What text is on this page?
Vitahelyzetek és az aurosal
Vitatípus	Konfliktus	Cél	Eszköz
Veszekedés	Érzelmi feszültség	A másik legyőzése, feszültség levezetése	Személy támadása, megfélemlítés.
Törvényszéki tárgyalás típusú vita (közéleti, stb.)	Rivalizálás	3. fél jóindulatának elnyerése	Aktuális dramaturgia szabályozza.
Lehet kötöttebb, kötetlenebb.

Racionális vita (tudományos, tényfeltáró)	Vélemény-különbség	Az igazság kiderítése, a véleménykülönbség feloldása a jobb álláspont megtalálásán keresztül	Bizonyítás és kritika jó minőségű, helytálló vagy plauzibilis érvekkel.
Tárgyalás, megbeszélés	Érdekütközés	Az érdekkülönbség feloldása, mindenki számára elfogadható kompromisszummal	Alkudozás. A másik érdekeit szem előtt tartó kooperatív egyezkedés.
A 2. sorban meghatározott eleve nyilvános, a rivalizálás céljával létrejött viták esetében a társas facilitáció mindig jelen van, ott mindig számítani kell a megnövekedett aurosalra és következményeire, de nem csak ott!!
-----
→ **What is needed**
Read the lines above. Gather those in which the string "másik" is found.

→ **Full solution**
Veszekedés	Érzelmi feszültség	A másik legyőzése, feszültség levezetése	Személy támadása, megfélemlítés.
Tárgyalás, megbeszélés	Érdekütközés	Az érdekkülönbség feloldása, mindenki számára elfogadható kompromisszummal	Alkudozás. A másik érdekeit szem előtt tartó kooperatív egyezkedés.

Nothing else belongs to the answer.